Stored data
[START]

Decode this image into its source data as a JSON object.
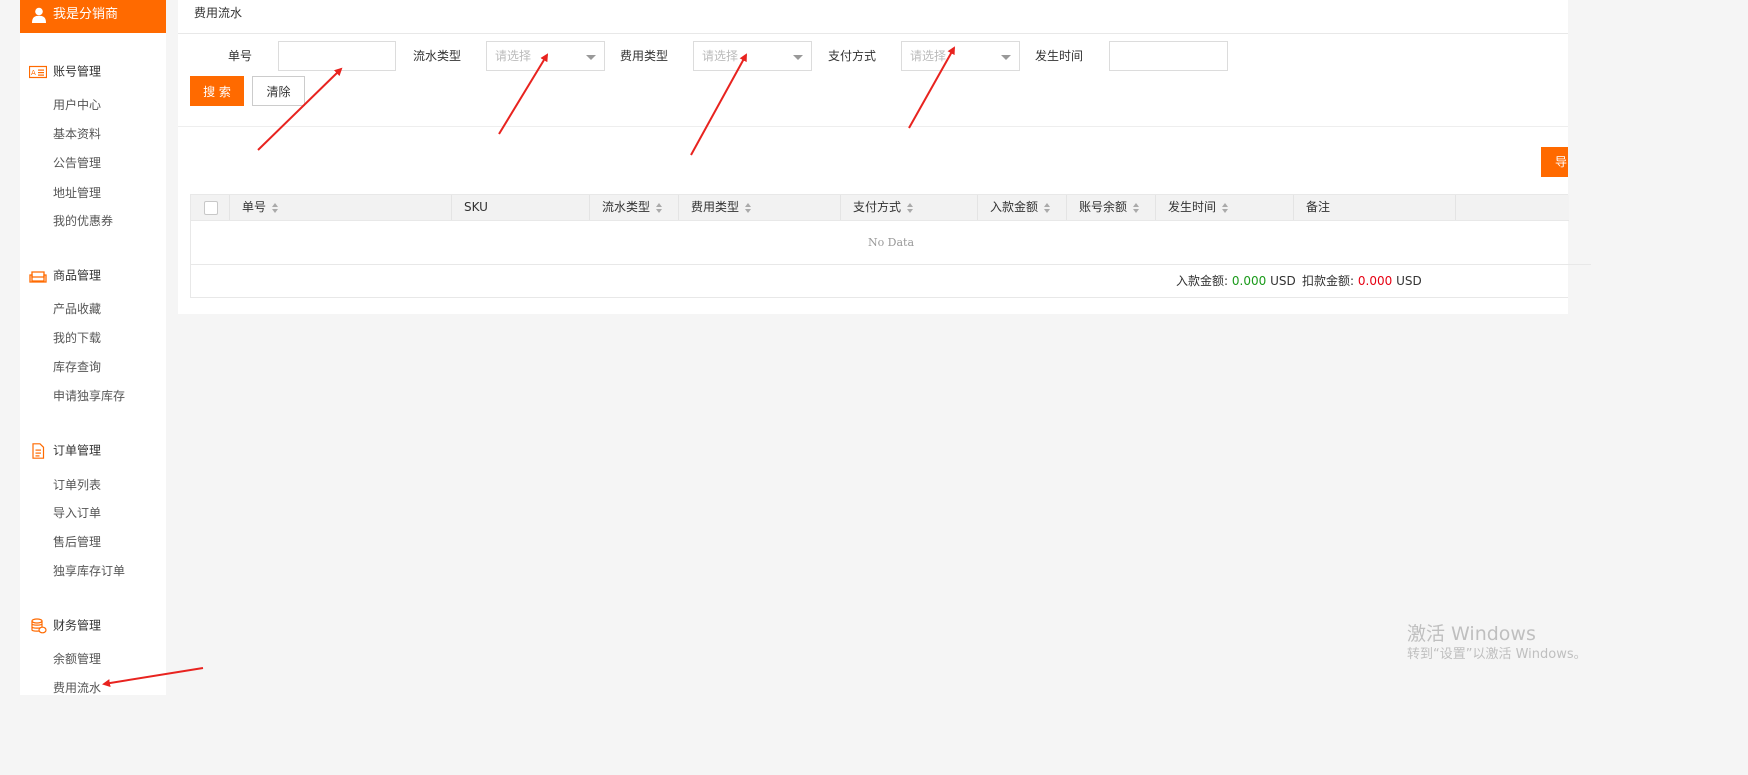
{
  "sidebar": {
    "header": "我是分销商",
    "sections": [
      {
        "title": "账号管理",
        "icon": "id-card-icon",
        "items": [
          "用户中心",
          "基本资料",
          "公告管理",
          "地址管理",
          "我的优惠券"
        ]
      },
      {
        "title": "商品管理",
        "icon": "sofa-icon",
        "items": [
          "产品收藏",
          "我的下载",
          "库存查询",
          "申请独享库存"
        ]
      },
      {
        "title": "订单管理",
        "icon": "document-icon",
        "items": [
          "订单列表",
          "导入订单",
          "售后管理",
          "独享库存订单"
        ]
      },
      {
        "title": "财务管理",
        "icon": "coins-icon",
        "items": [
          "余额管理",
          "费用流水"
        ]
      }
    ]
  },
  "page": {
    "title": "费用流水"
  },
  "filters": {
    "order_no_label": "单号",
    "flow_type_label": "流水类型",
    "fee_type_label": "费用类型",
    "pay_method_label": "支付方式",
    "time_label": "发生时间",
    "select_placeholder": "请选择",
    "order_no_value": "",
    "time_value": ""
  },
  "buttons": {
    "search": "搜 索",
    "clear": "清除",
    "export": "导"
  },
  "table": {
    "columns": [
      "单号",
      "SKU",
      "流水类型",
      "费用类型",
      "支付方式",
      "入款金额",
      "账号余额",
      "发生时间",
      "备注"
    ],
    "empty_text": "No Data"
  },
  "summary": {
    "income_label": "入款金额:",
    "income_value": "0.000",
    "deduct_label": "扣款金额:",
    "deduct_value": "0.000",
    "currency": "USD"
  },
  "watermark": {
    "line1": "激活 Windows",
    "line2": "转到“设置”以激活 Windows。"
  },
  "colors": {
    "accent": "#ff6a00",
    "income": "#1a9a1a",
    "deduct": "#e60012",
    "annotation_arrow": "#e8231f"
  }
}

[END]

Transcribe the whole listing, character for character, but not its images.

** Task solution **
Decode this image into its source data as a JSON object.
{
  "sidebar": {
    "header": "我是分销商",
    "sections": [
      {
        "title": "账号管理",
        "icon": "id-card-icon",
        "items": [
          "用户中心",
          "基本资料",
          "公告管理",
          "地址管理",
          "我的优惠券"
        ]
      },
      {
        "title": "商品管理",
        "icon": "sofa-icon",
        "items": [
          "产品收藏",
          "我的下载",
          "库存查询",
          "申请独享库存"
        ]
      },
      {
        "title": "订单管理",
        "icon": "document-icon",
        "items": [
          "订单列表",
          "导入订单",
          "售后管理",
          "独享库存订单"
        ]
      },
      {
        "title": "财务管理",
        "icon": "coins-icon",
        "items": [
          "余额管理",
          "费用流水"
        ]
      }
    ]
  },
  "page": {
    "title": "费用流水"
  },
  "filters": {
    "order_no_label": "单号",
    "flow_type_label": "流水类型",
    "fee_type_label": "费用类型",
    "pay_method_label": "支付方式",
    "time_label": "发生时间",
    "select_placeholder": "请选择",
    "order_no_value": "",
    "time_value": ""
  },
  "buttons": {
    "search": "搜 索",
    "clear": "清除",
    "export": "导"
  },
  "table": {
    "columns": [
      "单号",
      "SKU",
      "流水类型",
      "费用类型",
      "支付方式",
      "入款金额",
      "账号余额",
      "发生时间",
      "备注"
    ],
    "empty_text": "No Data"
  },
  "summary": {
    "income_label": "入款金额:",
    "income_value": "0.000",
    "deduct_label": "扣款金额:",
    "deduct_value": "0.000",
    "currency": "USD"
  },
  "watermark": {
    "line1": "激活 Windows",
    "line2": "转到“设置”以激活 Windows。"
  },
  "colors": {
    "accent": "#ff6a00",
    "income": "#1a9a1a",
    "deduct": "#e60012",
    "annotation_arrow": "#e8231f"
  }
}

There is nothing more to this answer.